**Task objective:** Write every line of the material out exactly as shown.

★ ★ ★ ★ ★ ★ ★

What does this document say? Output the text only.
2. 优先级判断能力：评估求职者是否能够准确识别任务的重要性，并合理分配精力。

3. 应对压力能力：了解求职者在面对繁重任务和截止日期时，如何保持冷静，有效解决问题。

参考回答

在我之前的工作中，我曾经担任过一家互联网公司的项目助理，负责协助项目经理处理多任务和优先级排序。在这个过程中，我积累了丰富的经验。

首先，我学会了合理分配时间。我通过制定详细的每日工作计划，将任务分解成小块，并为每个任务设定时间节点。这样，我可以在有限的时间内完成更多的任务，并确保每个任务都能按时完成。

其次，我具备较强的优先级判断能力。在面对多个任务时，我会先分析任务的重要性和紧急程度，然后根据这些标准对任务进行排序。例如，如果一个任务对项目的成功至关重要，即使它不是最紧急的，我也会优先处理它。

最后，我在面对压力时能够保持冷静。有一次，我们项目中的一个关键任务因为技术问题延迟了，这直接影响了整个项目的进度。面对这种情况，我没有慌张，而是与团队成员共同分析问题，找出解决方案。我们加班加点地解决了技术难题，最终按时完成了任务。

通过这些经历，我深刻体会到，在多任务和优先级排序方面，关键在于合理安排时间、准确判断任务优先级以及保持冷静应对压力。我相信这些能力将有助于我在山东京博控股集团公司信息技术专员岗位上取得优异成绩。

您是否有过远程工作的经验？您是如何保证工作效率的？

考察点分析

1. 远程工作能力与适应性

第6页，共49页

★ ★ ★ ★ ★ ★ ★

**The reply:**
What does this document say? Output the text only.
2. 优先级判断能力：评估求职者是否能够准确识别任务的重要性，并合理分配精力。

3. 应对压力能力：了解求职者在面对繁重任务和截止日期时，如何保持冷静，有效解决问题。

参考回答

在我之前的工作中，我曾经担任过一家互联网公司的项目助理，负责协助项目经理处理多任务和优先级排序。在这个过程中，我积累了丰富的经验。

首先，我学会了合理分配时间。我通过制定详细的每日工作计划，将任务分解成小块，并为每个任务设定时间节点。这样，我可以在有限的时间内完成更多的任务，并确保每个任务都能按时完成。

其次，我具备较强的优先级判断能力。在面对多个任务时，我会先分析任务的重要性和紧急程度，然后根据这些标准对任务进行排序。例如，如果一个任务对项目的成功至关重要，即使它不是最紧急的，我也会优先处理它。

最后，我在面对压力时能够保持冷静。有一次，我们项目中的一个关键任务因为技术问题延迟了，这直接影响了整个项目的进度。面对这种情况，我没有慌张，而是与团队成员共同分析问题，找出解决方案。我们加班加点地解决了技术难题，最终按时完成了任务。

通过这些经历，我深刻体会到，在多任务和优先级排序方面，关键在于合理安排时间、准确判断任务优先级以及保持冷静应对压力。我相信这些能力将有助于我在山东京博控股集团公司信息技术专员岗位上取得优异成绩。

您是否有过远程工作的经验？您是如何保证工作效率的？

考察点分析

1. 远程工作能力与适应性

第6页，共49页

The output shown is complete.